_WHAT IS ASKED_
Starting at the line that holds "Transcribe this image's", set down each line through the end of the listing, exactly as written and with nothing added.
-- DATA SECTION start --
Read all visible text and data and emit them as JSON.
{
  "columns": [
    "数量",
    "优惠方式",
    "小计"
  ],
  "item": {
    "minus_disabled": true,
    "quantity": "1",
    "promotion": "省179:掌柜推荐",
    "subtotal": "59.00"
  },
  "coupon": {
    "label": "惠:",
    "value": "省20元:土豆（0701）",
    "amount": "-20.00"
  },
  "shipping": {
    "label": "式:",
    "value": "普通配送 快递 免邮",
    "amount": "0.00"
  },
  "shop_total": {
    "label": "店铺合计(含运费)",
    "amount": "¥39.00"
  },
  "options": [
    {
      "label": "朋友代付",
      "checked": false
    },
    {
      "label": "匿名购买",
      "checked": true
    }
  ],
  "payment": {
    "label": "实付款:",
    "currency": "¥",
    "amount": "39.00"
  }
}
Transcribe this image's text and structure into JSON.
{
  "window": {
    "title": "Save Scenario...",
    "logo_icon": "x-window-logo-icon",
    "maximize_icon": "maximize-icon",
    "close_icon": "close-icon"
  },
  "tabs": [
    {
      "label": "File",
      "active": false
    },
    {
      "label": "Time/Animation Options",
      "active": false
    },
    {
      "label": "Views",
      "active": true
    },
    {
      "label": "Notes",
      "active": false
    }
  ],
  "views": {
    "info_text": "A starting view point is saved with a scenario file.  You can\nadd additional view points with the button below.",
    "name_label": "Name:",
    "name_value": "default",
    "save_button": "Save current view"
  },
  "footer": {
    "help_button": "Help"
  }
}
-- DATA SECTION end --
_REPLY TO THE TASK_
Transcribe this image's text and structure into JSON.
{
  "window": {
    "title": "Save Scenario...",
    "logo_icon": "x-window-logo-icon",
    "maximize_icon": "maximize-icon",
    "close_icon": "close-icon"
  },
  "tabs": [
    {
      "label": "File",
      "active": false
    },
    {
      "label": "Time/Animation Options",
      "active": false
    },
    {
      "label": "Views",
      "active": true
    },
    {
      "label": "Notes",
      "active": false
    }
  ],
  "views": {
    "info_text": "A starting view point is saved with a scenario file.  You can\nadd additional view points with the button below.",
    "name_label": "Name:",
    "name_value": "default",
    "save_button": "Save current view"
  },
  "footer": {
    "help_button": "Help"
  }
}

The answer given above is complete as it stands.